All of the material should be reproduced exactly, with pictures left out.

Saved entries
◇ ◇ ◇ ◇

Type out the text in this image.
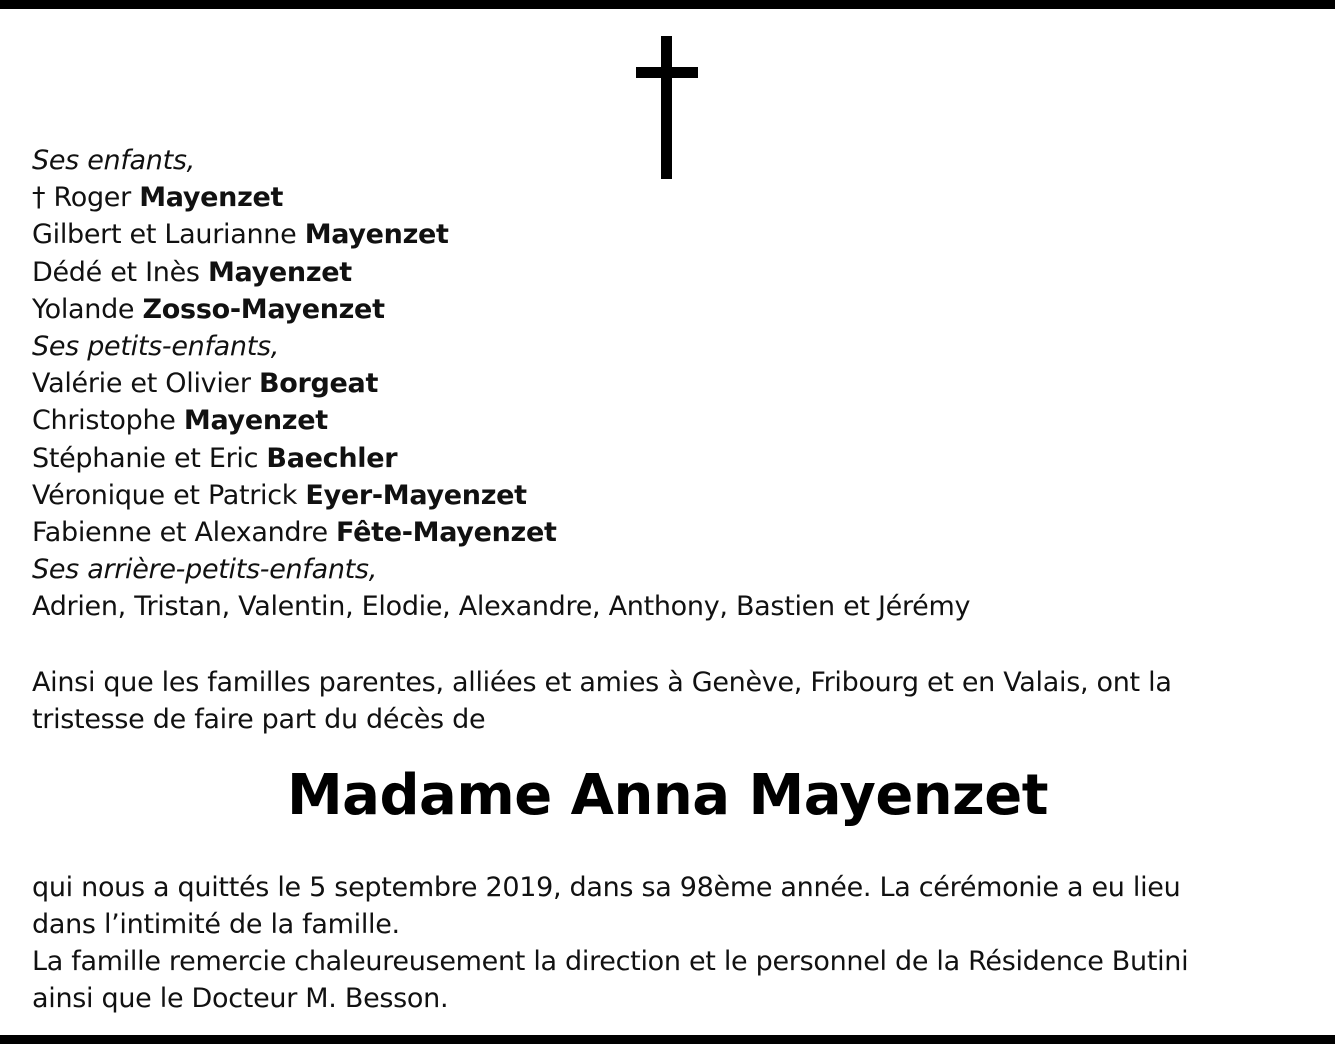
Ses enfants,
† Roger Mayenzet
Gilbert et Laurianne Mayenzet
Dédé et Inès Mayenzet
Yolande Zosso-Mayenzet
Ses petits-enfants,
Valérie et Olivier Borgeat
Christophe Mayenzet
Stéphanie et Eric Baechler
Véronique et Patrick Eyer-Mayenzet
Fabienne et Alexandre Fête-Mayenzet
Ses arrière-petits-enfants,
Adrien, Tristan, Valentin, Elodie, Alexandre, Anthony, Bastien et Jérémy
Ainsi que les familles parentes, alliées et amies à Genève, Fribourg et en Valais, ont la
tristesse de faire part du décès de
Madame Anna Mayenzet
qui nous a quittés le 5 septembre 2019, dans sa 98ème année. La cérémonie a eu lieu
dans l’intimité de la famille.
La famille remercie chaleureusement la direction et le personnel de la Résidence Butini
ainsi que le Docteur M. Besson.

◇ ◇ ◇ ◇

[Output for this exercise]
Type out the text in this image.
Ses enfants,
† Roger Mayenzet
Gilbert et Laurianne Mayenzet
Dédé et Inès Mayenzet
Yolande Zosso-Mayenzet
Ses petits-enfants,
Valérie et Olivier Borgeat
Christophe Mayenzet
Stéphanie et Eric Baechler
Véronique et Patrick Eyer-Mayenzet
Fabienne et Alexandre Fête-Mayenzet
Ses arrière-petits-enfants,
Adrien, Tristan, Valentin, Elodie, Alexandre, Anthony, Bastien et Jérémy
Ainsi que les familles parentes, alliées et amies à Genève, Fribourg et en Valais, ont la
tristesse de faire part du décès de
Madame Anna Mayenzet
qui nous a quittés le 5 septembre 2019, dans sa 98ème année. La cérémonie a eu lieu
dans l’intimité de la famille.
La famille remercie chaleureusement la direction et le personnel de la Résidence Butini
ainsi que le Docteur M. Besson.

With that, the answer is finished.